═══ Records supplied

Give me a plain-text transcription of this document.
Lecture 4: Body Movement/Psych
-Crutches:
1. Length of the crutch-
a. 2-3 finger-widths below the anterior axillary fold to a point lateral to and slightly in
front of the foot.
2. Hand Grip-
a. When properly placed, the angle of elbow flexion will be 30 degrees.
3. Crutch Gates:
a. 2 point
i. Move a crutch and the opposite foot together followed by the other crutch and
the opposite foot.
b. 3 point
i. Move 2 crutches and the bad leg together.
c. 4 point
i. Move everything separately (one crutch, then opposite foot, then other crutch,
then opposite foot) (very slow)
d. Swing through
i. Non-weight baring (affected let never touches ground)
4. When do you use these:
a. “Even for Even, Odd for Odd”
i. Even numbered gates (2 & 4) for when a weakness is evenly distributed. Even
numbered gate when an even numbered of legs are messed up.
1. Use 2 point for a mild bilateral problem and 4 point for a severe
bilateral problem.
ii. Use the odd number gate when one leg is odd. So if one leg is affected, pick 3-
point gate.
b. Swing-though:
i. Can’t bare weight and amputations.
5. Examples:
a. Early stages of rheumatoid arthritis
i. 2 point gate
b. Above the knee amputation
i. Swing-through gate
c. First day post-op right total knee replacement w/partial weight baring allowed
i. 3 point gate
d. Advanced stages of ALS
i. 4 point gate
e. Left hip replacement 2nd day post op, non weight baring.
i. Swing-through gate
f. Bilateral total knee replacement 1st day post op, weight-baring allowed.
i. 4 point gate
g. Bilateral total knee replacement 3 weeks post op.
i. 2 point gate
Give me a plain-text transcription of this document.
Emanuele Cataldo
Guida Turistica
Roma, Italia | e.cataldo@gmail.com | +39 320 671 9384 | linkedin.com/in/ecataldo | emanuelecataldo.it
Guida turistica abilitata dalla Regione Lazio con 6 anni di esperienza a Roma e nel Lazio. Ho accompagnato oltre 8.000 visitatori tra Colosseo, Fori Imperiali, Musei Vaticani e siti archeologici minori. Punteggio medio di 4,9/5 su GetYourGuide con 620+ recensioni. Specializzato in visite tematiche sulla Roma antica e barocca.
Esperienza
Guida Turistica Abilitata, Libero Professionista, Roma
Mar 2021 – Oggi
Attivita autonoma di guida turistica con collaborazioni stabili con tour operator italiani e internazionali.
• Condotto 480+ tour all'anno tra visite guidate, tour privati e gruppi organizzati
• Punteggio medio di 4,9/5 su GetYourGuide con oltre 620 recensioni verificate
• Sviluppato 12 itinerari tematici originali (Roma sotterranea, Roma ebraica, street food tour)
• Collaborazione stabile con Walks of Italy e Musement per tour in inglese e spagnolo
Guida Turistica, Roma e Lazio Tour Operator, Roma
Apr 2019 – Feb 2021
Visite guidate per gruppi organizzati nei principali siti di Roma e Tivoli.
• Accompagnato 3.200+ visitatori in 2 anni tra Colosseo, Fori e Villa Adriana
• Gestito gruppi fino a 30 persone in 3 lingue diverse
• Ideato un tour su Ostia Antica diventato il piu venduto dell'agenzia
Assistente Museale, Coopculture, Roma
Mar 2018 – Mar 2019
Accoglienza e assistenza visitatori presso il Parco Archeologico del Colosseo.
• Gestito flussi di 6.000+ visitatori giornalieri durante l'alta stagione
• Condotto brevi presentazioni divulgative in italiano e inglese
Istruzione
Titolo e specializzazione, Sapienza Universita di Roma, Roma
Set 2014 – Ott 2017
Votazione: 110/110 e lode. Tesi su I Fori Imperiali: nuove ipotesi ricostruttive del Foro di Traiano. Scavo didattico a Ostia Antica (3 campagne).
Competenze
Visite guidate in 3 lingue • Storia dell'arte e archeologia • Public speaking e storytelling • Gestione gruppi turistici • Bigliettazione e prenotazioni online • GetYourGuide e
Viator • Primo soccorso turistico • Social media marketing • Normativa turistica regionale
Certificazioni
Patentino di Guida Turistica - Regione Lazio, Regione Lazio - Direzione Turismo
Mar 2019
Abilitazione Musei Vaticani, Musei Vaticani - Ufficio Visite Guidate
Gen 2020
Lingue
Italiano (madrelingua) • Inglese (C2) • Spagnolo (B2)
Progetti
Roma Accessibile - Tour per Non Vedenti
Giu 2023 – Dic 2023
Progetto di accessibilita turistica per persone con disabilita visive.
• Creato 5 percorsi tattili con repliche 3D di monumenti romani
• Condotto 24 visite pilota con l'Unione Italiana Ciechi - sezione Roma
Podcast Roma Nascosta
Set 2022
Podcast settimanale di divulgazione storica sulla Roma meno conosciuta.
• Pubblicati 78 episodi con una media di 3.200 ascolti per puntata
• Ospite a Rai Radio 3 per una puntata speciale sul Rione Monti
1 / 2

══════

Exercise description
Gather and copy every line of the data in which the string "other" is found.

Reply
i. Move a crutch and the opposite foot together followed by the other crutch and
i. Move everything separately (one crutch, then opposite foot, then other crutch,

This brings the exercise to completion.